Required task: Your task is to print all of the material verbatim.

Figure data in JSON:
^^^^

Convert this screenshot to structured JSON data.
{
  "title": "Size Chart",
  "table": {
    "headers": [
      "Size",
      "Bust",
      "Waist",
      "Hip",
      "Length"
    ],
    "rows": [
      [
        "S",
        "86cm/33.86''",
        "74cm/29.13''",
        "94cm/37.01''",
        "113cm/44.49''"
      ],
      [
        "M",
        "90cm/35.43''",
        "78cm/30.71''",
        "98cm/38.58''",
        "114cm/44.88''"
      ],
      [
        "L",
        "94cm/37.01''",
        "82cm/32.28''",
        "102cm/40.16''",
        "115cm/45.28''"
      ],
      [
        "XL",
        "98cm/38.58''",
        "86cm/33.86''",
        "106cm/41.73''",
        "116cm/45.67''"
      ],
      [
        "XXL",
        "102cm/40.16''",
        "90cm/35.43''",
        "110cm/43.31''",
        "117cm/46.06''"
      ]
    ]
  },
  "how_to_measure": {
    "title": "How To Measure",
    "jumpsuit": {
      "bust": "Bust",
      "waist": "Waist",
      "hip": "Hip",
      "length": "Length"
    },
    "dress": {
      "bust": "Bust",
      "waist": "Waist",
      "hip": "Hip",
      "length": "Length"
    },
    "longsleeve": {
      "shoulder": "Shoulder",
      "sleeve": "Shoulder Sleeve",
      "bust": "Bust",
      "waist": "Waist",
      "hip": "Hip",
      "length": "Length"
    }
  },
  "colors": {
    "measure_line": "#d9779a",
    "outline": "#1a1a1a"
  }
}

^^^^

Task response:
Convert this screenshot to structured JSON data.
{
  "title": "Size Chart",
  "table": {
    "headers": [
      "Size",
      "Bust",
      "Waist",
      "Hip",
      "Length"
    ],
    "rows": [
      [
        "S",
        "86cm/33.86''",
        "74cm/29.13''",
        "94cm/37.01''",
        "113cm/44.49''"
      ],
      [
        "M",
        "90cm/35.43''",
        "78cm/30.71''",
        "98cm/38.58''",
        "114cm/44.88''"
      ],
      [
        "L",
        "94cm/37.01''",
        "82cm/32.28''",
        "102cm/40.16''",
        "115cm/45.28''"
      ],
      [
        "XL",
        "98cm/38.58''",
        "86cm/33.86''",
        "106cm/41.73''",
        "116cm/45.67''"
      ],
      [
        "XXL",
        "102cm/40.16''",
        "90cm/35.43''",
        "110cm/43.31''",
        "117cm/46.06''"
      ]
    ]
  },
  "how_to_measure": {
    "title": "How To Measure",
    "jumpsuit": {
      "bust": "Bust",
      "waist": "Waist",
      "hip": "Hip",
      "length": "Length"
    },
    "dress": {
      "bust": "Bust",
      "waist": "Waist",
      "hip": "Hip",
      "length": "Length"
    },
    "longsleeve": {
      "shoulder": "Shoulder",
      "sleeve": "Shoulder Sleeve",
      "bust": "Bust",
      "waist": "Waist",
      "hip": "Hip",
      "length": "Length"
    }
  },
  "colors": {
    "measure_line": "#d9779a",
    "outline": "#1a1a1a"
  }
}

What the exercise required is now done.